___ SUPPLIED ENTRIES
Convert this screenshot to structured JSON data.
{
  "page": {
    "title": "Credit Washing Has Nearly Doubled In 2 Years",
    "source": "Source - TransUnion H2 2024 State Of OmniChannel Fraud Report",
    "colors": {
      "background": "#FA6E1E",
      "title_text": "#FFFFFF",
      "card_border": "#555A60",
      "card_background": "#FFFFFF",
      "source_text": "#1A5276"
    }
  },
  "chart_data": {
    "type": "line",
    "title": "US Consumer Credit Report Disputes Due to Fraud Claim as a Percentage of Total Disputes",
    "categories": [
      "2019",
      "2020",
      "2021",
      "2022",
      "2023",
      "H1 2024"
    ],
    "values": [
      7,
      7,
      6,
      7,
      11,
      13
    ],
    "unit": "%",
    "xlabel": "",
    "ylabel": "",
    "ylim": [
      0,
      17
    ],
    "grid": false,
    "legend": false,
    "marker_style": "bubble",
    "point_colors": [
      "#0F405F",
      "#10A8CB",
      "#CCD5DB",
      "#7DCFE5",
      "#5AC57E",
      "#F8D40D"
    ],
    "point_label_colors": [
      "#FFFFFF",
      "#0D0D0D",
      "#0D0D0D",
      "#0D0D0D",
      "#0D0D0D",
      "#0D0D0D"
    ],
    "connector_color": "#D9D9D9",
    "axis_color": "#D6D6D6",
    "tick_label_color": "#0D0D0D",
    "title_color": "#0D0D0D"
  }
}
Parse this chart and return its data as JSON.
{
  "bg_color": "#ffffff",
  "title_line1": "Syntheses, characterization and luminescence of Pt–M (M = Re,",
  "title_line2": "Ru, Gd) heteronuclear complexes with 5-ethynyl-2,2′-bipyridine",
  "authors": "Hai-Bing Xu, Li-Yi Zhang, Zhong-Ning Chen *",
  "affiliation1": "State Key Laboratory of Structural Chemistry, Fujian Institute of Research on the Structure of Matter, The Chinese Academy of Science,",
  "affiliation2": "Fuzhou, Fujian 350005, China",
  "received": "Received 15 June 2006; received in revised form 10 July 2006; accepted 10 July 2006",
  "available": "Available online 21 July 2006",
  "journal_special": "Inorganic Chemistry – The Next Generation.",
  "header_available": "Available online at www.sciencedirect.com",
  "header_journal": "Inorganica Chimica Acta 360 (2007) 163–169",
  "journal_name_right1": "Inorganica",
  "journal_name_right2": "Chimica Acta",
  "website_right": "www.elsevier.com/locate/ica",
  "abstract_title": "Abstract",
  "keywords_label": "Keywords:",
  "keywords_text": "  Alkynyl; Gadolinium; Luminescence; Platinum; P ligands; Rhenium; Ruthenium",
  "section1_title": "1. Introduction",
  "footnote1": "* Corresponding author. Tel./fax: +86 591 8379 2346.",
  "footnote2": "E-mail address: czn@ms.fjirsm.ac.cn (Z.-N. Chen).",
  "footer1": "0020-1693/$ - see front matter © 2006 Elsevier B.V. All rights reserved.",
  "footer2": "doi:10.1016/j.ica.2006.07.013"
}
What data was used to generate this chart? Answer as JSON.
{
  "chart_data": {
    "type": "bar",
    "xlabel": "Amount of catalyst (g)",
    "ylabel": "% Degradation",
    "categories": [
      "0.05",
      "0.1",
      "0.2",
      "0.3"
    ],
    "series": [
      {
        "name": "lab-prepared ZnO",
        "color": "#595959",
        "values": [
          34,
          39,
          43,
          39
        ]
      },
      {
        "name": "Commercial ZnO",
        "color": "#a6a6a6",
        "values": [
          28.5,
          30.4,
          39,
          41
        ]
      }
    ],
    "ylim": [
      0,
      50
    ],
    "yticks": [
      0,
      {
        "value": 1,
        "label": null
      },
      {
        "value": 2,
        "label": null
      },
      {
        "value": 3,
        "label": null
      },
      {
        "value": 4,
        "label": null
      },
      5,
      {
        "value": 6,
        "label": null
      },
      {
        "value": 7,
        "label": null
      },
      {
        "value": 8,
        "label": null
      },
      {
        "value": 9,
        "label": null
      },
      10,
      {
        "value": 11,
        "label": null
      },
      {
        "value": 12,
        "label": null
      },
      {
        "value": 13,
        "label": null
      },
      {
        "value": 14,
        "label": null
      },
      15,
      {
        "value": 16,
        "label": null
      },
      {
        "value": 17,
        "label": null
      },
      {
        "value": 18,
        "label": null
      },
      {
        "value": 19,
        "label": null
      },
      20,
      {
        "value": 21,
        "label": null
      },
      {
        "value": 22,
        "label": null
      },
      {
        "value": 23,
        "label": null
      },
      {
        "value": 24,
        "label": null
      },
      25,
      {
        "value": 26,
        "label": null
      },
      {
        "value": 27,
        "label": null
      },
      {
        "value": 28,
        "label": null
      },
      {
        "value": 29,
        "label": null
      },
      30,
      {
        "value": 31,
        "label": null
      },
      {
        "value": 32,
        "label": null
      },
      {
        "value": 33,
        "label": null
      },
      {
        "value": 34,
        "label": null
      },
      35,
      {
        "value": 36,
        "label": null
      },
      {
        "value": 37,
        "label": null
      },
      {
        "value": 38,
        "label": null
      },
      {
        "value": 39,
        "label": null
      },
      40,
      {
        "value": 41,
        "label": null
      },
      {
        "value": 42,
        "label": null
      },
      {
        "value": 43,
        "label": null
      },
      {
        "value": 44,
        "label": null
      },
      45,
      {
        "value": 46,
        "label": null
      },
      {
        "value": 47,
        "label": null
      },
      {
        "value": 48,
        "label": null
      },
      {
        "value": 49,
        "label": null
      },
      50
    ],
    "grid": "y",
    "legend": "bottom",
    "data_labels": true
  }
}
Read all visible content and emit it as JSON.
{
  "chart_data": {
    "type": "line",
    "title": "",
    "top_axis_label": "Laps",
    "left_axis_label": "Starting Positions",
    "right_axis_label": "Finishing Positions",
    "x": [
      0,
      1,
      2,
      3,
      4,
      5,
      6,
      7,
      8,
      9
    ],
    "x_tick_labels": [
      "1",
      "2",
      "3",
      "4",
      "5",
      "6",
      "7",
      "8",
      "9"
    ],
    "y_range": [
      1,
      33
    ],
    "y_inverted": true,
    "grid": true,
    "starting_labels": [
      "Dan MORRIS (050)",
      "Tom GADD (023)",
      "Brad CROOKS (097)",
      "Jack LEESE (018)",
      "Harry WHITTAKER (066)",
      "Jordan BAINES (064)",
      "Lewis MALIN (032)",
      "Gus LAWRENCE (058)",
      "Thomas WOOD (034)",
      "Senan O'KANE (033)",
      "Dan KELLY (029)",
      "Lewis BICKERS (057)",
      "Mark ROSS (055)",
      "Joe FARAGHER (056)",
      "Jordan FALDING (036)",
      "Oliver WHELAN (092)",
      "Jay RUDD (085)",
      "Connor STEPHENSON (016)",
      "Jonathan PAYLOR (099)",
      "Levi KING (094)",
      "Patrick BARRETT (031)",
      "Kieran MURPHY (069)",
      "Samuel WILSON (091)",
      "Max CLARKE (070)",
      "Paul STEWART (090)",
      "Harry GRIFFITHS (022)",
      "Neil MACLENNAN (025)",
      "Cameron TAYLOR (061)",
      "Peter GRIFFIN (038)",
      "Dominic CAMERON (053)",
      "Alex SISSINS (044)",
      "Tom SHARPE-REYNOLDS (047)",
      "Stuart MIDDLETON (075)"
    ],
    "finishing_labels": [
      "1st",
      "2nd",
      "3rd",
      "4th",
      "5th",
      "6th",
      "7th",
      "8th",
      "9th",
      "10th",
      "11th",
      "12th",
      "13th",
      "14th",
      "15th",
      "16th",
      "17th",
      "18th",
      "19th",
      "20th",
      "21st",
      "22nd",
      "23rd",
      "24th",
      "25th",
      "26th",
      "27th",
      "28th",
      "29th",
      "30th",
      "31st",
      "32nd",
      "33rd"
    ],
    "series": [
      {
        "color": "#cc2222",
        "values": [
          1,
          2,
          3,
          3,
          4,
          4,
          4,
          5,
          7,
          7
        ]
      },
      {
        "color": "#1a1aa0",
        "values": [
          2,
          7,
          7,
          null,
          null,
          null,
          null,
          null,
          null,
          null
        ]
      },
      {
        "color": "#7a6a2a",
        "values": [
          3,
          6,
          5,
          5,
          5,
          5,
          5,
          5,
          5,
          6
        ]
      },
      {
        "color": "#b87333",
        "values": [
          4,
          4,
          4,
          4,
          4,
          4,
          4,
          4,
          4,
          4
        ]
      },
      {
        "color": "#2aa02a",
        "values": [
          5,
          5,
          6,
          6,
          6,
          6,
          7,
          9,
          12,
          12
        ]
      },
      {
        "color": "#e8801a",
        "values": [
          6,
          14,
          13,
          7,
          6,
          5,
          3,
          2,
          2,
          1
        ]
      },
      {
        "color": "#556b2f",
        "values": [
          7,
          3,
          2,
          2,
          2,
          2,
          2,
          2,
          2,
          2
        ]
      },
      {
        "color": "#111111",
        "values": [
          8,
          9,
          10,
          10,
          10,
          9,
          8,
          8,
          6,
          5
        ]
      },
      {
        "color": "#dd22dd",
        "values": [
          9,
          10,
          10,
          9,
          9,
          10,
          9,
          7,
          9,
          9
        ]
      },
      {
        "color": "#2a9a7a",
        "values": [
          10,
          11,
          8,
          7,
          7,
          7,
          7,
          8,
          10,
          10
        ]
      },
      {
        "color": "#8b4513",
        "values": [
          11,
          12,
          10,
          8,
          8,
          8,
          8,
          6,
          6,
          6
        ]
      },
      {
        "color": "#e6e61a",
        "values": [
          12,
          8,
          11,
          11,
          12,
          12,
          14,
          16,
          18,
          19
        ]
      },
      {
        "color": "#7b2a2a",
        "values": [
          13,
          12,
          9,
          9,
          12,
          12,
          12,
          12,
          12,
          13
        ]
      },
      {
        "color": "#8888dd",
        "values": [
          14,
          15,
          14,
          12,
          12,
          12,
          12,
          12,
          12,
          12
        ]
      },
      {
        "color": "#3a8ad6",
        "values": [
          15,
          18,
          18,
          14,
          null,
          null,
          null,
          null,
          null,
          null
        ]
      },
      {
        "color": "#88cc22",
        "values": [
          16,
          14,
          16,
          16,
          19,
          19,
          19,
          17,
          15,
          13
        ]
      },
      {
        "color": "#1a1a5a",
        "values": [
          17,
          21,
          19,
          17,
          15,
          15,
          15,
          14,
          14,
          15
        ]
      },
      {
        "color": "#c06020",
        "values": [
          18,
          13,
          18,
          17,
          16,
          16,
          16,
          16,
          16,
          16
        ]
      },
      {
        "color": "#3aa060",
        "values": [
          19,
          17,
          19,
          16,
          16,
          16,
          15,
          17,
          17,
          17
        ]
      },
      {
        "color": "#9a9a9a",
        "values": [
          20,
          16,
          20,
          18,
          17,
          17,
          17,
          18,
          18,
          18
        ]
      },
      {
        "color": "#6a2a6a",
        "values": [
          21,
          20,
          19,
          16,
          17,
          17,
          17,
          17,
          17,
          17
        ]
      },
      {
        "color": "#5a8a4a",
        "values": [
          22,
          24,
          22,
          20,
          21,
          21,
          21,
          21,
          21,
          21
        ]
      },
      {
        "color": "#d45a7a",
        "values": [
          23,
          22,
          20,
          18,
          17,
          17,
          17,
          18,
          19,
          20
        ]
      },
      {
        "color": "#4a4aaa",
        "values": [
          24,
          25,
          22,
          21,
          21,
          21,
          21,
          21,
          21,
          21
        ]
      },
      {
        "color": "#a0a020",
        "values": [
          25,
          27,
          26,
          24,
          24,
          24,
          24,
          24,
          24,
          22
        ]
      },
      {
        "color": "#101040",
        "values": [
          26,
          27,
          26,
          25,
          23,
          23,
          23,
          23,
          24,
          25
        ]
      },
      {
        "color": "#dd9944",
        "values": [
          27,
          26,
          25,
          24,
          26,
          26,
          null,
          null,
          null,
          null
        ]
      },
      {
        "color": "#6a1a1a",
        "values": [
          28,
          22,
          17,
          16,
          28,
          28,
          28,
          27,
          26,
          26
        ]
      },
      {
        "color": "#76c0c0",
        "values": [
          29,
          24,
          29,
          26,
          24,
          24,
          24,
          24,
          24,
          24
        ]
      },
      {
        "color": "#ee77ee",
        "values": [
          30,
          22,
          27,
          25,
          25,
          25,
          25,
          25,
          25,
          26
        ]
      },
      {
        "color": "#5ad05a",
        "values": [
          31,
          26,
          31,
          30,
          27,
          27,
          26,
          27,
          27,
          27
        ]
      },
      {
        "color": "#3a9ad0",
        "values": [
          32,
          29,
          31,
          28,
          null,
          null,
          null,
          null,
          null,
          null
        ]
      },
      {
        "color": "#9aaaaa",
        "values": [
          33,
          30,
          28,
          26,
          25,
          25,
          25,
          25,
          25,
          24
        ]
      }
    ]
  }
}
______
_TASK STATEMENT_: Return every line in the listing that contains the word "Fraud".

_EXERCISE SOLUTION_:
    "source": "Source - TransUnion H2 2024 State Of OmniChannel Fraud Report",
    "title": "US Consumer Credit Report Disputes Due to Fraud Claim as a Percentage of Total Disputes",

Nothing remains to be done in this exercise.